— START Dataset rows —

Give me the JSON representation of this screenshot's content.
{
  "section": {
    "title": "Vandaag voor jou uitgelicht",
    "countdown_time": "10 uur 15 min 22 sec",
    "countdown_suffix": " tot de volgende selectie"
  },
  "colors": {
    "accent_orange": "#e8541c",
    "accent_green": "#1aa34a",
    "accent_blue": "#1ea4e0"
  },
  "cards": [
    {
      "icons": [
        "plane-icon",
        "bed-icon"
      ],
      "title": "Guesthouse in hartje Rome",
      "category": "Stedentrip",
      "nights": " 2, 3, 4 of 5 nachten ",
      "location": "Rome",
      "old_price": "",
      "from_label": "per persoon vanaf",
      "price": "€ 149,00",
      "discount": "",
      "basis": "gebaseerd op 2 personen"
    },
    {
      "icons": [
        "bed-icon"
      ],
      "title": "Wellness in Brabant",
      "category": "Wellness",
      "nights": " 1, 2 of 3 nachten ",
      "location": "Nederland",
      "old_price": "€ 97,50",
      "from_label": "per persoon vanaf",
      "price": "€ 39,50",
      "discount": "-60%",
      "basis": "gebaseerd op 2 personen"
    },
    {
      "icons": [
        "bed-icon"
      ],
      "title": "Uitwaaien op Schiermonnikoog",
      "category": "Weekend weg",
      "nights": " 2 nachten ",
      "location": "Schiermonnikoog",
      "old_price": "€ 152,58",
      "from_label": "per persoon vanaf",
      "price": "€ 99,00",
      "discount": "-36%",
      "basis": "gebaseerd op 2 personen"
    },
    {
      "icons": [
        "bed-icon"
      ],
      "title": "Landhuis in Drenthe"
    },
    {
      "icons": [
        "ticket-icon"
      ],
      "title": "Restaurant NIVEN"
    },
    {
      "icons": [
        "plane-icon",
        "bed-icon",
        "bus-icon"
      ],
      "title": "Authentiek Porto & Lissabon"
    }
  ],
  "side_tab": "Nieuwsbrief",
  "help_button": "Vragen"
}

— END Dataset rows —

### Problem statement
Repeat the lines above exactly.

### Solution to this exercise
Give me the JSON representation of this screenshot's content.
{
  "section": {
    "title": "Vandaag voor jou uitgelicht",
    "countdown_time": "10 uur 15 min 22 sec",
    "countdown_suffix": " tot de volgende selectie"
  },
  "colors": {
    "accent_orange": "#e8541c",
    "accent_green": "#1aa34a",
    "accent_blue": "#1ea4e0"
  },
  "cards": [
    {
      "icons": [
        "plane-icon",
        "bed-icon"
      ],
      "title": "Guesthouse in hartje Rome",
      "category": "Stedentrip",
      "nights": " 2, 3, 4 of 5 nachten ",
      "location": "Rome",
      "old_price": "",
      "from_label": "per persoon vanaf",
      "price": "€ 149,00",
      "discount": "",
      "basis": "gebaseerd op 2 personen"
    },
    {
      "icons": [
        "bed-icon"
      ],
      "title": "Wellness in Brabant",
      "category": "Wellness",
      "nights": " 1, 2 of 3 nachten ",
      "location": "Nederland",
      "old_price": "€ 97,50",
      "from_label": "per persoon vanaf",
      "price": "€ 39,50",
      "discount": "-60%",
      "basis": "gebaseerd op 2 personen"
    },
    {
      "icons": [
        "bed-icon"
      ],
      "title": "Uitwaaien op Schiermonnikoog",
      "category": "Weekend weg",
      "nights": " 2 nachten ",
      "location": "Schiermonnikoog",
      "old_price": "€ 152,58",
      "from_label": "per persoon vanaf",
      "price": "€ 99,00",
      "discount": "-36%",
      "basis": "gebaseerd op 2 personen"
    },
    {
      "icons": [
        "bed-icon"
      ],
      "title": "Landhuis in Drenthe"
    },
    {
      "icons": [
        "ticket-icon"
      ],
      "title": "Restaurant NIVEN"
    },
    {
      "icons": [
        "plane-icon",
        "bed-icon",
        "bus-icon"
      ],
      "title": "Authentiek Porto & Lissabon"
    }
  ],
  "side_tab": "Nieuwsbrief",
  "help_button": "Vragen"
}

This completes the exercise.